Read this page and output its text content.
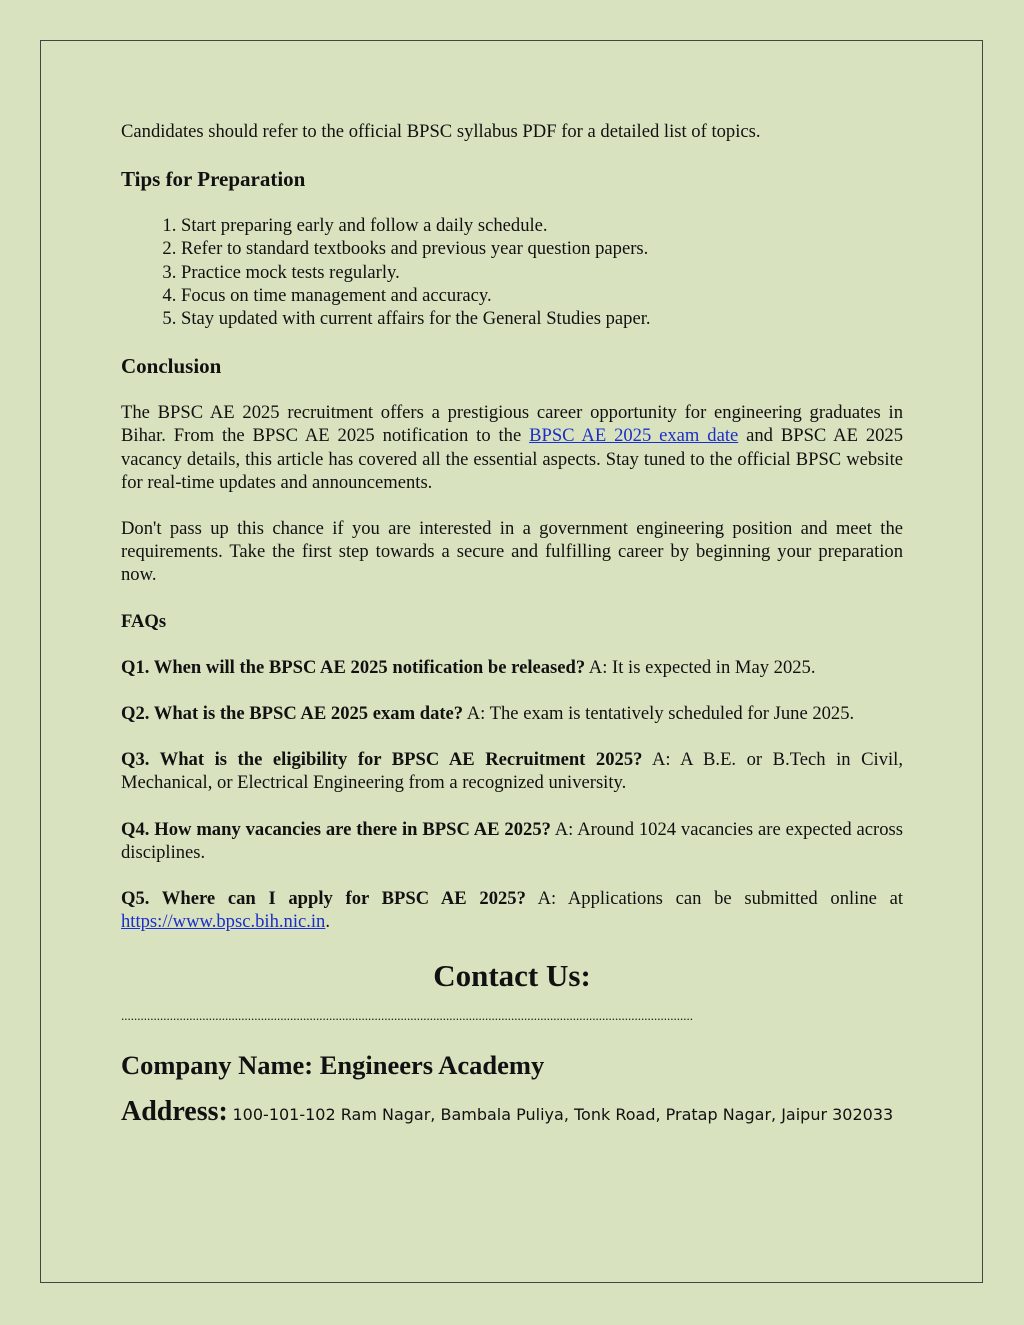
Candidates should refer to the official BPSC syllabus PDF for a detailed list of topics.

Tips for Preparation
1. Start preparing early and follow a daily schedule.
2. Refer to standard textbooks and previous year question papers.
3. Practice mock tests regularly.
4. Focus on time management and accuracy.
5. Stay updated with current affairs for the General Studies paper.
Conclusion

The BPSC AE 2025 recruitment offers a prestigious career opportunity for engineering graduates in Bihar. From the BPSC AE 2025 notification to the BPSC AE 2025 exam date and BPSC AE 2025 vacancy details, this article has covered all the essential aspects. Stay tuned to the official BPSC website for real-time updates and announcements.

Don't pass up this chance if you are interested in a government engineering position and meet the requirements. Take the first step towards a secure and fulfilling career by beginning your preparation now.

FAQs

Q1. When will the BPSC AE 2025 notification be released? A: It is expected in May 2025.

Q2. What is the BPSC AE 2025 exam date? A: The exam is tentatively scheduled for June 2025.

Q3. What is the eligibility for BPSC AE Recruitment 2025? A: A B.E. or B.Tech in Civil, Mechanical, or Electrical Engineering from a recognized university.

Q4. How many vacancies are there in BPSC AE 2025? A: Around 1024 vacancies are expected across disciplines.

Q5. Where can I apply for BPSC AE 2025? A: Applications can be submitted online at https://www.bpsc.bih.nic.in.

Contact Us:
................................................................................................................................................................................
Company Name: Engineers Academy

Address: 100-101-102 Ram Nagar, Bambala Puliya, Tonk Road, Pratap Nagar, Jaipur 302033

Given instruction: Output the records above exactly as they are, leaving out the pictures.

Finished exercise:
Read this page and output its text content.
Candidates should refer to the official BPSC syllabus PDF for a detailed list of topics.

Tips for Preparation
1. Start preparing early and follow a daily schedule.
2. Refer to standard textbooks and previous year question papers.
3. Practice mock tests regularly.
4. Focus on time management and accuracy.
5. Stay updated with current affairs for the General Studies paper.
Conclusion

The BPSC AE 2025 recruitment offers a prestigious career opportunity for engineering graduates in Bihar. From the BPSC AE 2025 notification to the BPSC AE 2025 exam date and BPSC AE 2025 vacancy details, this article has covered all the essential aspects. Stay tuned to the official BPSC website for real-time updates and announcements.

Don't pass up this chance if you are interested in a government engineering position and meet the requirements. Take the first step towards a secure and fulfilling career by beginning your preparation now.

FAQs

Q1. When will the BPSC AE 2025 notification be released? A: It is expected in May 2025.

Q2. What is the BPSC AE 2025 exam date? A: The exam is tentatively scheduled for June 2025.

Q3. What is the eligibility for BPSC AE Recruitment 2025? A: A B.E. or B.Tech in Civil, Mechanical, or Electrical Engineering from a recognized university.

Q4. How many vacancies are there in BPSC AE 2025? A: Around 1024 vacancies are expected across disciplines.

Q5. Where can I apply for BPSC AE 2025? A: Applications can be submitted online at https://www.bpsc.bih.nic.in.

Contact Us:
................................................................................................................................................................................
Company Name: Engineers Academy

Address: 100-101-102 Ram Nagar, Bambala Puliya, Tonk Road, Pratap Nagar, Jaipur 302033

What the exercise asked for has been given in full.